Each entry below should be reproduced character for character.

━━━ THE DATA

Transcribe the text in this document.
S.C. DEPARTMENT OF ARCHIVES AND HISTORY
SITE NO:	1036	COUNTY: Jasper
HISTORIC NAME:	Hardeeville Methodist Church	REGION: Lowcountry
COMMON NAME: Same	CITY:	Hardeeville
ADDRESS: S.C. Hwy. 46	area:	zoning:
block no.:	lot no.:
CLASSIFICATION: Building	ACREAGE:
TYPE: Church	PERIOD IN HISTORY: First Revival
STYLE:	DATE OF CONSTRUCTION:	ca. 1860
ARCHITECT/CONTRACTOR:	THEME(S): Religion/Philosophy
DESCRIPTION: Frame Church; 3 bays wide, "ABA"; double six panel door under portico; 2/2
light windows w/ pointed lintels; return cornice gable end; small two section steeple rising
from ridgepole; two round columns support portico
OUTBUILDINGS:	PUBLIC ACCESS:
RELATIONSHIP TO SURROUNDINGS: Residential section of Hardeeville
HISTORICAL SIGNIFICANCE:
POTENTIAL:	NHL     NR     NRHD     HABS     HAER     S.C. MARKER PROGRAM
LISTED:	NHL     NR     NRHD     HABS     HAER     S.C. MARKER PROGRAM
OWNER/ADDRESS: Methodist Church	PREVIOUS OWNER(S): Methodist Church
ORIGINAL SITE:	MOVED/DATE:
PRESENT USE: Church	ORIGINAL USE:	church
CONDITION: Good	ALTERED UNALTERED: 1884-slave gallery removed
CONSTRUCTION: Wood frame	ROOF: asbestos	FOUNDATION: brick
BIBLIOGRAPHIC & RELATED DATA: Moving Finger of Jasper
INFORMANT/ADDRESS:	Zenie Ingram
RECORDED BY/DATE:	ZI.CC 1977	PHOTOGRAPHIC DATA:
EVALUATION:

━━━━━━

- _ANSWER TO THE TASK_:
Transcribe the text in this document.
S.C. DEPARTMENT OF ARCHIVES AND HISTORY
SITE NO:	1036	COUNTY: Jasper
HISTORIC NAME:	Hardeeville Methodist Church	REGION: Lowcountry
COMMON NAME: Same	CITY:	Hardeeville
ADDRESS: S.C. Hwy. 46	area:	zoning:
block no.:	lot no.:
CLASSIFICATION: Building	ACREAGE:
TYPE: Church	PERIOD IN HISTORY: First Revival
STYLE:	DATE OF CONSTRUCTION:	ca. 1860
ARCHITECT/CONTRACTOR:	THEME(S): Religion/Philosophy
DESCRIPTION: Frame Church; 3 bays wide, "ABA"; double six panel door under portico; 2/2
light windows w/ pointed lintels; return cornice gable end; small two section steeple rising
from ridgepole; two round columns support portico
OUTBUILDINGS:	PUBLIC ACCESS:
RELATIONSHIP TO SURROUNDINGS: Residential section of Hardeeville
HISTORICAL SIGNIFICANCE:
POTENTIAL:	NHL     NR     NRHD     HABS     HAER     S.C. MARKER PROGRAM
LISTED:	NHL     NR     NRHD     HABS     HAER     S.C. MARKER PROGRAM
OWNER/ADDRESS: Methodist Church	PREVIOUS OWNER(S): Methodist Church
ORIGINAL SITE:	MOVED/DATE:
PRESENT USE: Church	ORIGINAL USE:	church
CONDITION: Good	ALTERED UNALTERED: 1884-slave gallery removed
CONSTRUCTION: Wood frame	ROOF: asbestos	FOUNDATION: brick
BIBLIOGRAPHIC & RELATED DATA: Moving Finger of Jasper
INFORMANT/ADDRESS:	Zenie Ingram
RECORDED BY/DATE:	ZI.CC 1977	PHOTOGRAPHIC DATA:
EVALUATION:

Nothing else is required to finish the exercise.